# Problem description
Copy the records below exactly as they are written.

-=-=-=-=-

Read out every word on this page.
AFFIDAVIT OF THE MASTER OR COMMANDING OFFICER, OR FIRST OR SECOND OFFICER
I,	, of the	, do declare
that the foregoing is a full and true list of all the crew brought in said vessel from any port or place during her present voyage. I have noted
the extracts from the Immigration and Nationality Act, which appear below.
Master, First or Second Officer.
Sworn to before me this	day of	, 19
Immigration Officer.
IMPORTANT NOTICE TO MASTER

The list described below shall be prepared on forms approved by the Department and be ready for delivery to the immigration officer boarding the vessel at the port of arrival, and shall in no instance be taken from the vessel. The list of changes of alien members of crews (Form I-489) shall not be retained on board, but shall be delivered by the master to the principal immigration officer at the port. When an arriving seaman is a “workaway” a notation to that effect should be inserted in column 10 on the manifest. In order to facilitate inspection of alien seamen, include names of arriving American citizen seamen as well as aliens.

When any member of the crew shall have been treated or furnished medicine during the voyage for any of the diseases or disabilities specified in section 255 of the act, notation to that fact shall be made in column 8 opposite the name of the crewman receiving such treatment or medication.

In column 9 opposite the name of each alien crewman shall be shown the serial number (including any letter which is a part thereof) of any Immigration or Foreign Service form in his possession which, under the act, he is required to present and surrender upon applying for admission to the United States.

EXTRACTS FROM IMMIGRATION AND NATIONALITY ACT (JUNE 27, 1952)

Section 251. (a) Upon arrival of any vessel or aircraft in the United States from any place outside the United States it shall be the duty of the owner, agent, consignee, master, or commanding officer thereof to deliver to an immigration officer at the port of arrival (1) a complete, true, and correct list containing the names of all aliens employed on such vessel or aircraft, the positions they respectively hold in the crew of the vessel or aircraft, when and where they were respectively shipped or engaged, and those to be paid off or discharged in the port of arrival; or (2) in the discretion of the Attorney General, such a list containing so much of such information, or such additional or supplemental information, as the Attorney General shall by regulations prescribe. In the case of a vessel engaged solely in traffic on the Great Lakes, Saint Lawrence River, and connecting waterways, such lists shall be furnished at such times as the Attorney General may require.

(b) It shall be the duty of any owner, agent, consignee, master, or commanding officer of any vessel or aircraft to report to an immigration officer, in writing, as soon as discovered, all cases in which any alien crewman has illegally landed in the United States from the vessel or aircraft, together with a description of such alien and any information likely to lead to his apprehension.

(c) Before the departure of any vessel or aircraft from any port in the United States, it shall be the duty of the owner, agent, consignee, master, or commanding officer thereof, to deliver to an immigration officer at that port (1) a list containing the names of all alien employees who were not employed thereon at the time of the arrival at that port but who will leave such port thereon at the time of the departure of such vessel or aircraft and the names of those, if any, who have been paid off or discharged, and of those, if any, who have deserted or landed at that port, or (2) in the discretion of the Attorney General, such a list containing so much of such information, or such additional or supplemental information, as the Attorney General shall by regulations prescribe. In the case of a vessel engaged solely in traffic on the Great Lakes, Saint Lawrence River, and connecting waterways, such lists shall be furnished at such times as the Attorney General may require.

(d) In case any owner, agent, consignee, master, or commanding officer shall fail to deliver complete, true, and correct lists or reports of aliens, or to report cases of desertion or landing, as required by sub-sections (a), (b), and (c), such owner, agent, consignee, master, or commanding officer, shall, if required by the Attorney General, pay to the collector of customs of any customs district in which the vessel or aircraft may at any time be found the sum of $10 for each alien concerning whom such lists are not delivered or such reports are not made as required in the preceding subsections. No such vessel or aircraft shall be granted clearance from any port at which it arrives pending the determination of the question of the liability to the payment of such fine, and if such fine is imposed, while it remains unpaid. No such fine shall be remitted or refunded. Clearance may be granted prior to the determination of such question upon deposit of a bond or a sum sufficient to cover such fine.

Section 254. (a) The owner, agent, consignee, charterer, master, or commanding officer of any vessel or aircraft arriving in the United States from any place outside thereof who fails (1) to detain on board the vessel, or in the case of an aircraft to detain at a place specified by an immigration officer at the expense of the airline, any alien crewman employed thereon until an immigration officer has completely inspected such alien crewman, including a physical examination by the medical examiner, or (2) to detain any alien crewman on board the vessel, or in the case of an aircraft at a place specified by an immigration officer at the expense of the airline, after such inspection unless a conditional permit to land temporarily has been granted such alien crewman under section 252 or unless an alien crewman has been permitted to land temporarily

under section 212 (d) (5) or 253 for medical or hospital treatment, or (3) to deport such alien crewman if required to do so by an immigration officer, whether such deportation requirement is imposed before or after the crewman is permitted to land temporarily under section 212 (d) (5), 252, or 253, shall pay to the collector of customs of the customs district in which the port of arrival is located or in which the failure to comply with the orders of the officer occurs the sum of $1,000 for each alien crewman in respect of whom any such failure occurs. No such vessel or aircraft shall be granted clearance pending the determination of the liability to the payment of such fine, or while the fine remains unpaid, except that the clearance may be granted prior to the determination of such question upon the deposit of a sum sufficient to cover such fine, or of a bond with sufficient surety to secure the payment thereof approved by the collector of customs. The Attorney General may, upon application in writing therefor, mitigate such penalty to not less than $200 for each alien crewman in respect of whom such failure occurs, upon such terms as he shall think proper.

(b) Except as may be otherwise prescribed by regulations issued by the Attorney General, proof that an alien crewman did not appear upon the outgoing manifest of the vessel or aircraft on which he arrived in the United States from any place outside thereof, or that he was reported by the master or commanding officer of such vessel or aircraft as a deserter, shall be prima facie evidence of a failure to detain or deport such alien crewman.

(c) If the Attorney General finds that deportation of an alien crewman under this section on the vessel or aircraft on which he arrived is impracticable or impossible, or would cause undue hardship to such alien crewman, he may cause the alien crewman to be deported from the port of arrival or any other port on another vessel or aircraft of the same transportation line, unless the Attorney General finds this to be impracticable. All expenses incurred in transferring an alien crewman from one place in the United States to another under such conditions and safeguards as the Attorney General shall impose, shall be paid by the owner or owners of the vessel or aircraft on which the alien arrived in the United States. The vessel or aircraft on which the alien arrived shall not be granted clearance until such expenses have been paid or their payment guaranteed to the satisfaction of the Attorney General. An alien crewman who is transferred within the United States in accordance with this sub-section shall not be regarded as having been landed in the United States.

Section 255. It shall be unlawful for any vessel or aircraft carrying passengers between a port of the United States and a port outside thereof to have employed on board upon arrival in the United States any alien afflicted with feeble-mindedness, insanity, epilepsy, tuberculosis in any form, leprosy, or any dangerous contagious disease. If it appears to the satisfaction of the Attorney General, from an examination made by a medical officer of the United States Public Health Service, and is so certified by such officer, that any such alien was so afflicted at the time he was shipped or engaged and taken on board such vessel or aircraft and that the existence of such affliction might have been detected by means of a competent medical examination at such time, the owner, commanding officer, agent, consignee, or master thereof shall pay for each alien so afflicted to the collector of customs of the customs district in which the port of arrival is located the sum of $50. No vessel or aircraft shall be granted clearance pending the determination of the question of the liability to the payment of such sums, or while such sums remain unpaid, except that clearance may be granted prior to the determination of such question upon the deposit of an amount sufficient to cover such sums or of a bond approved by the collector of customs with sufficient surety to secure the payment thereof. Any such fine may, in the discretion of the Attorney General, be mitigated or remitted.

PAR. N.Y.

-=-=-=-=-

# Answer to this task
Read out every word on this page.
AFFIDAVIT OF THE MASTER OR COMMANDING OFFICER, OR FIRST OR SECOND OFFICER
I,	, of the	, do declare
that the foregoing is a full and true list of all the crew brought in said vessel from any port or place during her present voyage. I have noted
the extracts from the Immigration and Nationality Act, which appear below.
Master, First or Second Officer.
Sworn to before me this	day of	, 19
Immigration Officer.
IMPORTANT NOTICE TO MASTER

The list described below shall be prepared on forms approved by the Department and be ready for delivery to the immigration officer boarding the vessel at the port of arrival, and shall in no instance be taken from the vessel. The list of changes of alien members of crews (Form I-489) shall not be retained on board, but shall be delivered by the master to the principal immigration officer at the port. When an arriving seaman is a “workaway” a notation to that effect should be inserted in column 10 on the manifest. In order to facilitate inspection of alien seamen, include names of arriving American citizen seamen as well as aliens.

When any member of the crew shall have been treated or furnished medicine during the voyage for any of the diseases or disabilities specified in section 255 of the act, notation to that fact shall be made in column 8 opposite the name of the crewman receiving such treatment or medication.

In column 9 opposite the name of each alien crewman shall be shown the serial number (including any letter which is a part thereof) of any Immigration or Foreign Service form in his possession which, under the act, he is required to present and surrender upon applying for admission to the United States.

EXTRACTS FROM IMMIGRATION AND NATIONALITY ACT (JUNE 27, 1952)

Section 251. (a) Upon arrival of any vessel or aircraft in the United States from any place outside the United States it shall be the duty of the owner, agent, consignee, master, or commanding officer thereof to deliver to an immigration officer at the port of arrival (1) a complete, true, and correct list containing the names of all aliens employed on such vessel or aircraft, the positions they respectively hold in the crew of the vessel or aircraft, when and where they were respectively shipped or engaged, and those to be paid off or discharged in the port of arrival; or (2) in the discretion of the Attorney General, such a list containing so much of such information, or such additional or supplemental information, as the Attorney General shall by regulations prescribe. In the case of a vessel engaged solely in traffic on the Great Lakes, Saint Lawrence River, and connecting waterways, such lists shall be furnished at such times as the Attorney General may require.

(b) It shall be the duty of any owner, agent, consignee, master, or commanding officer of any vessel or aircraft to report to an immigration officer, in writing, as soon as discovered, all cases in which any alien crewman has illegally landed in the United States from the vessel or aircraft, together with a description of such alien and any information likely to lead to his apprehension.

(c) Before the departure of any vessel or aircraft from any port in the United States, it shall be the duty of the owner, agent, consignee, master, or commanding officer thereof, to deliver to an immigration officer at that port (1) a list containing the names of all alien employees who were not employed thereon at the time of the arrival at that port but who will leave such port thereon at the time of the departure of such vessel or aircraft and the names of those, if any, who have been paid off or discharged, and of those, if any, who have deserted or landed at that port, or (2) in the discretion of the Attorney General, such a list containing so much of such information, or such additional or supplemental information, as the Attorney General shall by regulations prescribe. In the case of a vessel engaged solely in traffic on the Great Lakes, Saint Lawrence River, and connecting waterways, such lists shall be furnished at such times as the Attorney General may require.

(d) In case any owner, agent, consignee, master, or commanding officer shall fail to deliver complete, true, and correct lists or reports of aliens, or to report cases of desertion or landing, as required by sub-sections (a), (b), and (c), such owner, agent, consignee, master, or commanding officer, shall, if required by the Attorney General, pay to the collector of customs of any customs district in which the vessel or aircraft may at any time be found the sum of $10 for each alien concerning whom such lists are not delivered or such reports are not made as required in the preceding subsections. No such vessel or aircraft shall be granted clearance from any port at which it arrives pending the determination of the question of the liability to the payment of such fine, and if such fine is imposed, while it remains unpaid. No such fine shall be remitted or refunded. Clearance may be granted prior to the determination of such question upon deposit of a bond or a sum sufficient to cover such fine.

Section 254. (a) The owner, agent, consignee, charterer, master, or commanding officer of any vessel or aircraft arriving in the United States from any place outside thereof who fails (1) to detain on board the vessel, or in the case of an aircraft to detain at a place specified by an immigration officer at the expense of the airline, any alien crewman employed thereon until an immigration officer has completely inspected such alien crewman, including a physical examination by the medical examiner, or (2) to detain any alien crewman on board the vessel, or in the case of an aircraft at a place specified by an immigration officer at the expense of the airline, after such inspection unless a conditional permit to land temporarily has been granted such alien crewman under section 252 or unless an alien crewman has been permitted to land temporarily

under section 212 (d) (5) or 253 for medical or hospital treatment, or (3) to deport such alien crewman if required to do so by an immigration officer, whether such deportation requirement is imposed before or after the crewman is permitted to land temporarily under section 212 (d) (5), 252, or 253, shall pay to the collector of customs of the customs district in which the port of arrival is located or in which the failure to comply with the orders of the officer occurs the sum of $1,000 for each alien crewman in respect of whom any such failure occurs. No such vessel or aircraft shall be granted clearance pending the determination of the liability to the payment of such fine, or while the fine remains unpaid, except that the clearance may be granted prior to the determination of such question upon the deposit of a sum sufficient to cover such fine, or of a bond with sufficient surety to secure the payment thereof approved by the collector of customs. The Attorney General may, upon application in writing therefor, mitigate such penalty to not less than $200 for each alien crewman in respect of whom such failure occurs, upon such terms as he shall think proper.

(b) Except as may be otherwise prescribed by regulations issued by the Attorney General, proof that an alien crewman did not appear upon the outgoing manifest of the vessel or aircraft on which he arrived in the United States from any place outside thereof, or that he was reported by the master or commanding officer of such vessel or aircraft as a deserter, shall be prima facie evidence of a failure to detain or deport such alien crewman.

(c) If the Attorney General finds that deportation of an alien crewman under this section on the vessel or aircraft on which he arrived is impracticable or impossible, or would cause undue hardship to such alien crewman, he may cause the alien crewman to be deported from the port of arrival or any other port on another vessel or aircraft of the same transportation line, unless the Attorney General finds this to be impracticable. All expenses incurred in transferring an alien crewman from one place in the United States to another under such conditions and safeguards as the Attorney General shall impose, shall be paid by the owner or owners of the vessel or aircraft on which the alien arrived in the United States. The vessel or aircraft on which the alien arrived shall not be granted clearance until such expenses have been paid or their payment guaranteed to the satisfaction of the Attorney General. An alien crewman who is transferred within the United States in accordance with this sub-section shall not be regarded as having been landed in the United States.

Section 255. It shall be unlawful for any vessel or aircraft carrying passengers between a port of the United States and a port outside thereof to have employed on board upon arrival in the United States any alien afflicted with feeble-mindedness, insanity, epilepsy, tuberculosis in any form, leprosy, or any dangerous contagious disease. If it appears to the satisfaction of the Attorney General, from an examination made by a medical officer of the United States Public Health Service, and is so certified by such officer, that any such alien was so afflicted at the time he was shipped or engaged and taken on board such vessel or aircraft and that the existence of such affliction might have been detected by means of a competent medical examination at such time, the owner, commanding officer, agent, consignee, or master thereof shall pay for each alien so afflicted to the collector of customs of the customs district in which the port of arrival is located the sum of $50. No vessel or aircraft shall be granted clearance pending the determination of the question of the liability to the payment of such sums, or while such sums remain unpaid, except that clearance may be granted prior to the determination of such question upon the deposit of an amount sufficient to cover such sums or of a bond approved by the collector of customs with sufficient surety to secure the payment thereof. Any such fine may, in the discretion of the Attorney General, be mitigated or remitted.

PAR. N.Y.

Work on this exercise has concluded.